Dataset records:
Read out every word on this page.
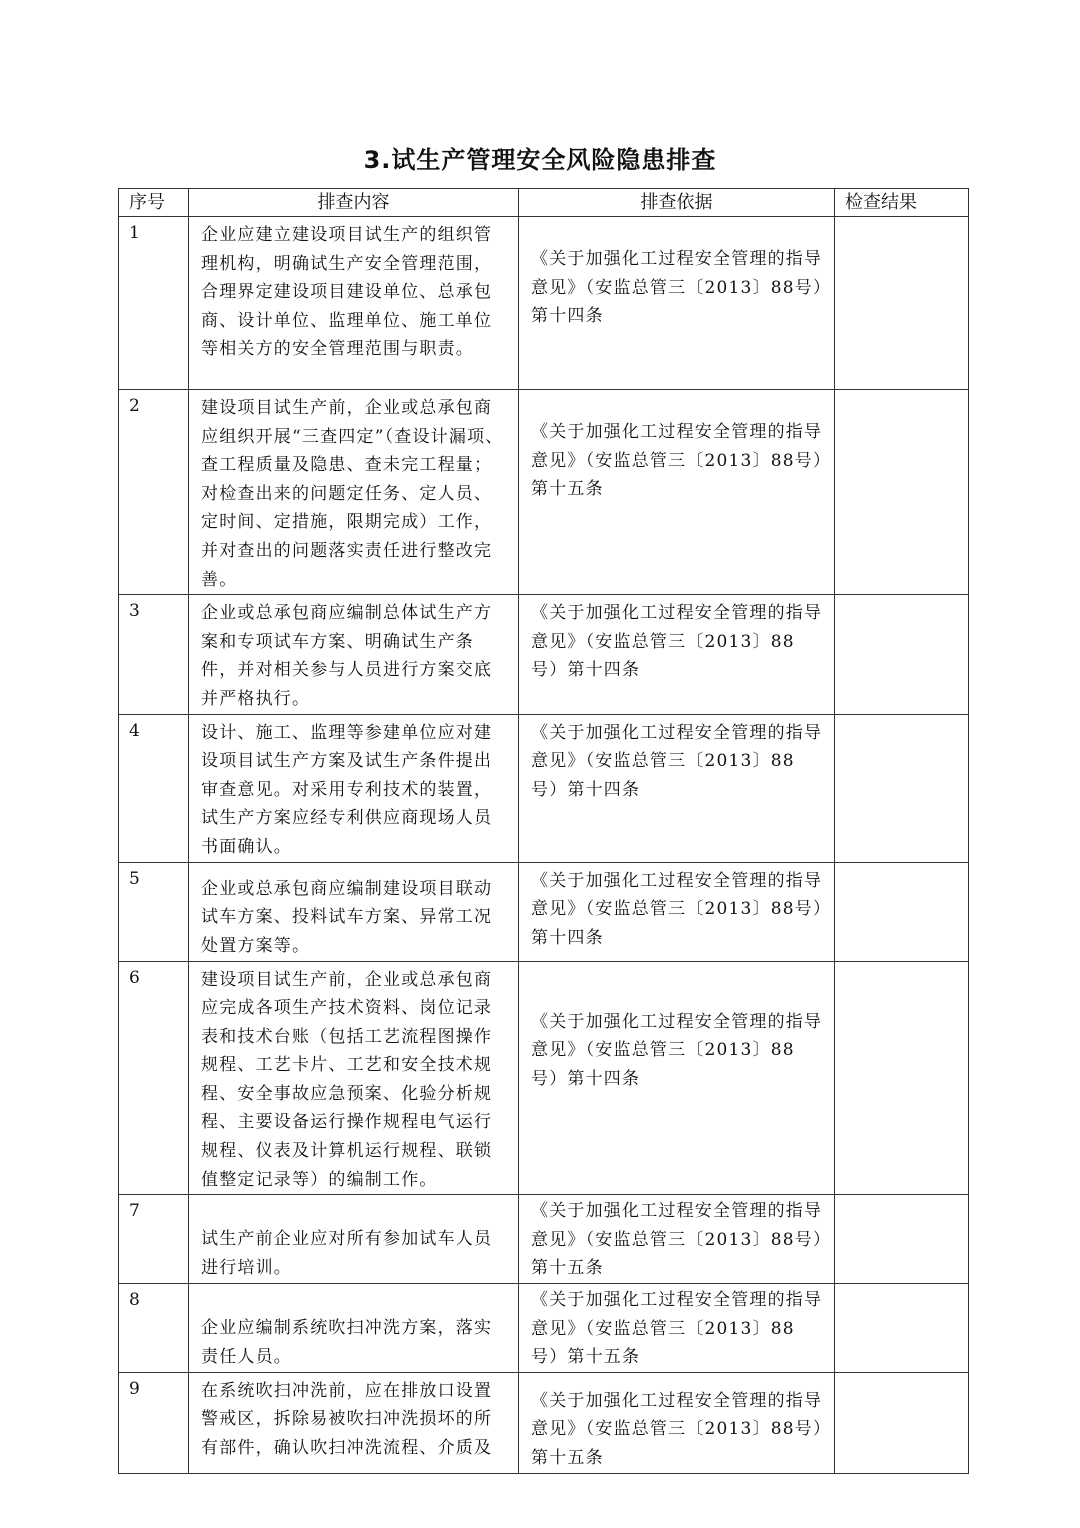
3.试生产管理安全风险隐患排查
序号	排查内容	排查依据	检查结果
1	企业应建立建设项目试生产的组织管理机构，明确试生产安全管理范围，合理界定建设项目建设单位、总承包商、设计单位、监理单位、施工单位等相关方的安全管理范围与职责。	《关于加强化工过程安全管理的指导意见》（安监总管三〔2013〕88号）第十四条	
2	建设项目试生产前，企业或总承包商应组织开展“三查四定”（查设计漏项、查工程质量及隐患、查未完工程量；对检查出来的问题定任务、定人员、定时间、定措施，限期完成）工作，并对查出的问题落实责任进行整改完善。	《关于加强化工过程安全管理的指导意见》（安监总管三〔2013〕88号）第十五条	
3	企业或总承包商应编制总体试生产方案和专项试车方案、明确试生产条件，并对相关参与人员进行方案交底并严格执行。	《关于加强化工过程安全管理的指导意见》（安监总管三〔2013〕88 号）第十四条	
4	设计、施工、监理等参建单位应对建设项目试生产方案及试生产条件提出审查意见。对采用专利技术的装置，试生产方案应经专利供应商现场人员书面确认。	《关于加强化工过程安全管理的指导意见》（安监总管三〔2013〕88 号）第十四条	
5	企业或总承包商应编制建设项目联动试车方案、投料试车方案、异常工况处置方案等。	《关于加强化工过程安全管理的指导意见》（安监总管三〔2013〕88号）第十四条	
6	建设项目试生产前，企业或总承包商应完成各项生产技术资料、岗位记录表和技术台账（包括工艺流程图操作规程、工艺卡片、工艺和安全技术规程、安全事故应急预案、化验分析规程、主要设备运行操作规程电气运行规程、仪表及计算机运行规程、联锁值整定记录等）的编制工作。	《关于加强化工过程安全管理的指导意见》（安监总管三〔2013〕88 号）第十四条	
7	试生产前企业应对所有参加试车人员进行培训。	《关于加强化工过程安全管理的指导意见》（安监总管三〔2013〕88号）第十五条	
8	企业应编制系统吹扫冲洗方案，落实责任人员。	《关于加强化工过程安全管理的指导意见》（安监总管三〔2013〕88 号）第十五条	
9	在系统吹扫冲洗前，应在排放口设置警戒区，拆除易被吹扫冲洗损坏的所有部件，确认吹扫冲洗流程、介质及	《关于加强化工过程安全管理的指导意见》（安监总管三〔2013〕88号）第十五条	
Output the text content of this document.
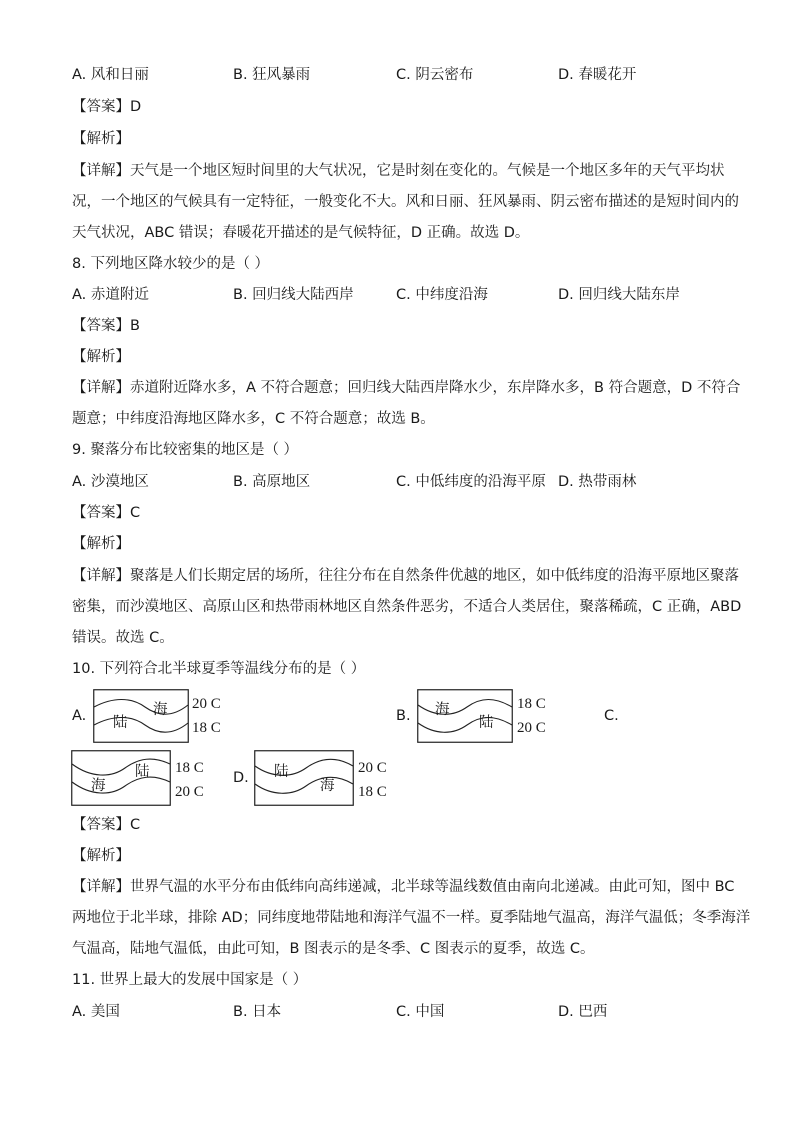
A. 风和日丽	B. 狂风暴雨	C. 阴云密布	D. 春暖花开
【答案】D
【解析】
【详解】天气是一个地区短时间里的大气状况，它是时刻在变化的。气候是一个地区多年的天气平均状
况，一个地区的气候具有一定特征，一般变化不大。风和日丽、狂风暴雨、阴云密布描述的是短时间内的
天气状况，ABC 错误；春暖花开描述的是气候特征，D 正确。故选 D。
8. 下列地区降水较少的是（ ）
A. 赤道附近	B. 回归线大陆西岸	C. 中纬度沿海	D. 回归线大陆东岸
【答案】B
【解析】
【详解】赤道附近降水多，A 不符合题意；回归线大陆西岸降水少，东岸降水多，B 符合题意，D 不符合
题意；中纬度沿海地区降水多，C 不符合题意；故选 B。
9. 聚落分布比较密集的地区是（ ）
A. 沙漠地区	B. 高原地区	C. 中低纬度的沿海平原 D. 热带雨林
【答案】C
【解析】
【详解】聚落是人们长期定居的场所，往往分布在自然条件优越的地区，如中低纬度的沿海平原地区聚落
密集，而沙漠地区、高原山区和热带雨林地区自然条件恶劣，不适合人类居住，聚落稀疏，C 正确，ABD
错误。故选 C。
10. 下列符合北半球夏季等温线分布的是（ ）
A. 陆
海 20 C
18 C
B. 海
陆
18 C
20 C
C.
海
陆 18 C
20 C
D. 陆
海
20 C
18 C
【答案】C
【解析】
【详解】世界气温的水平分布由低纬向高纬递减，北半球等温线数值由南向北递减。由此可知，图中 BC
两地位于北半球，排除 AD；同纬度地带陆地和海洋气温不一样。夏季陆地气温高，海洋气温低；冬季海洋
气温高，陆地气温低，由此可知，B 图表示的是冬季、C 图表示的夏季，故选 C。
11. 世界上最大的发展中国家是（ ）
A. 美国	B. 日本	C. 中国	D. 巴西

...

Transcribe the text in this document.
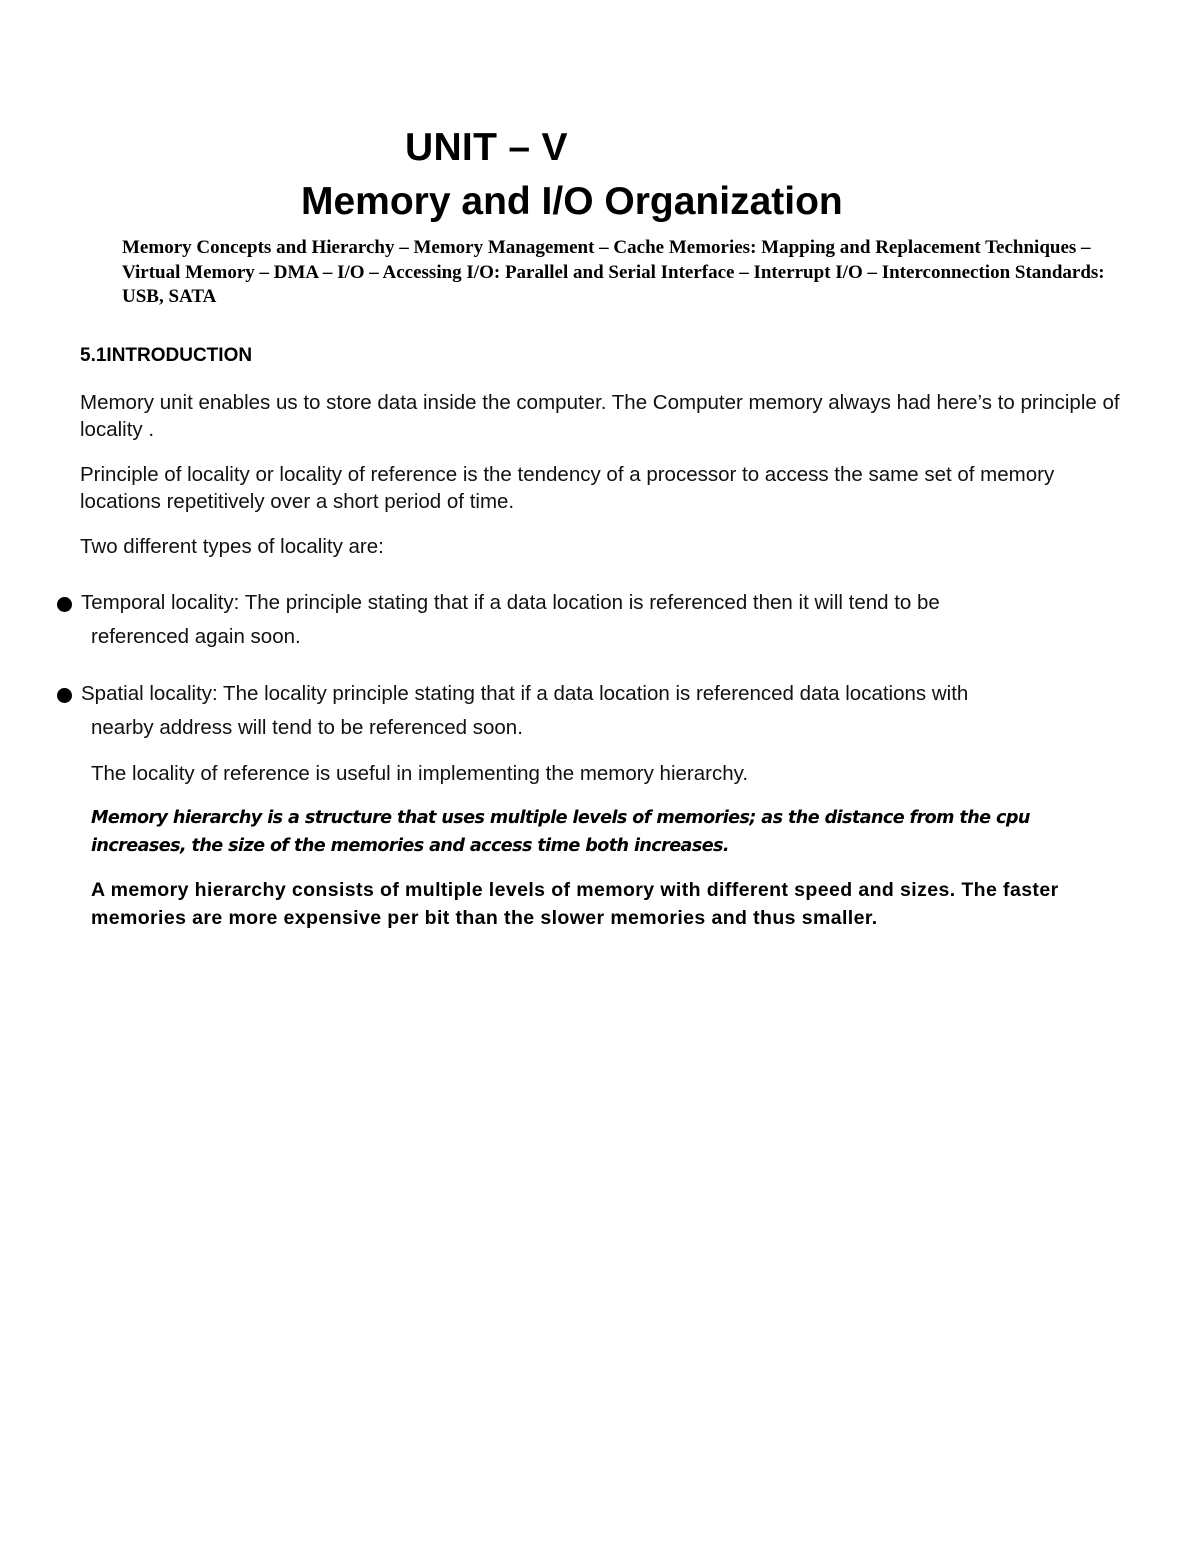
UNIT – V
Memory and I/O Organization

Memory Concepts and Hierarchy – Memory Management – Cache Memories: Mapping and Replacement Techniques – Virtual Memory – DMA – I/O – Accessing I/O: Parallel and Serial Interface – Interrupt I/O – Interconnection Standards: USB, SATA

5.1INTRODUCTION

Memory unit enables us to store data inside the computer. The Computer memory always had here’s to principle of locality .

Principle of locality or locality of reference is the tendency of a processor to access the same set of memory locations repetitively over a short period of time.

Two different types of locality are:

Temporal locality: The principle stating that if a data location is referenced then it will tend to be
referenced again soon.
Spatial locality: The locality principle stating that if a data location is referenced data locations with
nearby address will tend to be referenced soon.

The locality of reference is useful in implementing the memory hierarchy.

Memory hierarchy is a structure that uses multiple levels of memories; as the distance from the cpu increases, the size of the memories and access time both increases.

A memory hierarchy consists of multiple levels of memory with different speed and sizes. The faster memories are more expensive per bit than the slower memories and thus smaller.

...

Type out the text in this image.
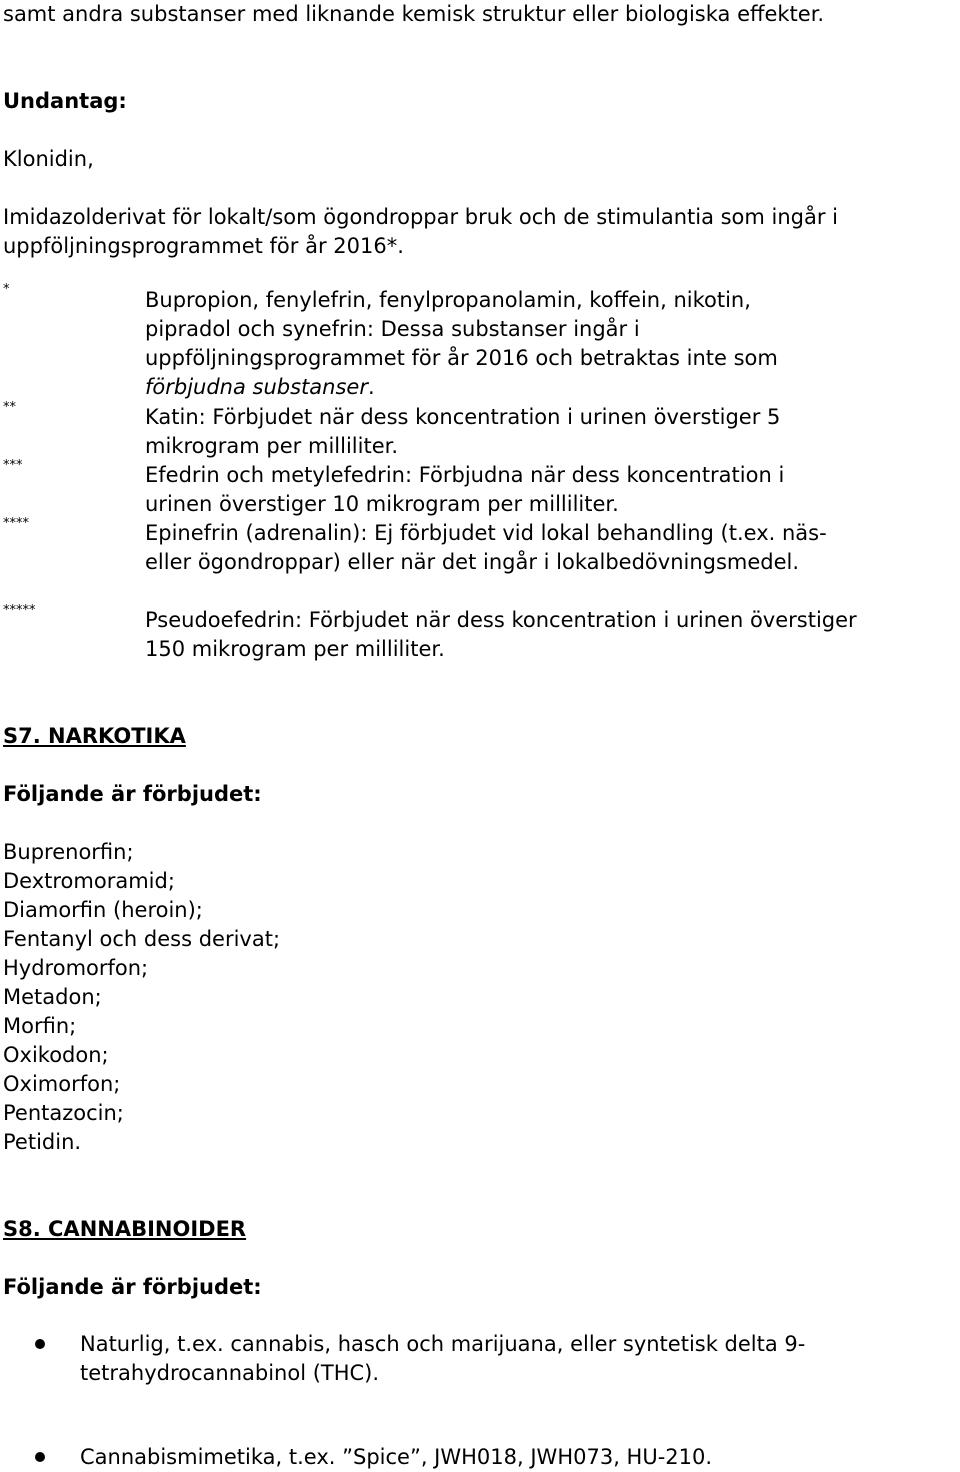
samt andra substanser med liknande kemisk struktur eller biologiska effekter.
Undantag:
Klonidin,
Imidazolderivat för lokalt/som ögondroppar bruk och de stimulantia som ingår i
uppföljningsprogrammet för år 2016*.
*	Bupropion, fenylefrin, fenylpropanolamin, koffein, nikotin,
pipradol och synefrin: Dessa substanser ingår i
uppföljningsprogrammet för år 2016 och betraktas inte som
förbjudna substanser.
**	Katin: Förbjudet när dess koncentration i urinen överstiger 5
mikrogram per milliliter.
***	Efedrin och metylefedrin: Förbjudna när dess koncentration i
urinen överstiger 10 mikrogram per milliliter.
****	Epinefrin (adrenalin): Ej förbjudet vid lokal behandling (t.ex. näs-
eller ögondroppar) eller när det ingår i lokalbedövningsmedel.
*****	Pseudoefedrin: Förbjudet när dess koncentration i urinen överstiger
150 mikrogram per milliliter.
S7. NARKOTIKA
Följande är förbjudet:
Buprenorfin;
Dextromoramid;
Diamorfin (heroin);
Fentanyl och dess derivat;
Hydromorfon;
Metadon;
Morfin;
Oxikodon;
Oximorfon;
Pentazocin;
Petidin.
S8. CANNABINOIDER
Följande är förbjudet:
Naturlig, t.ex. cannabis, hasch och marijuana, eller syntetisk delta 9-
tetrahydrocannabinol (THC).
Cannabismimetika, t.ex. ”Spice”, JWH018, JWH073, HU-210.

Exercise prompt: Tell how many lines of the data above hold the string "document". Give only the number.

Solution to this exercise: 2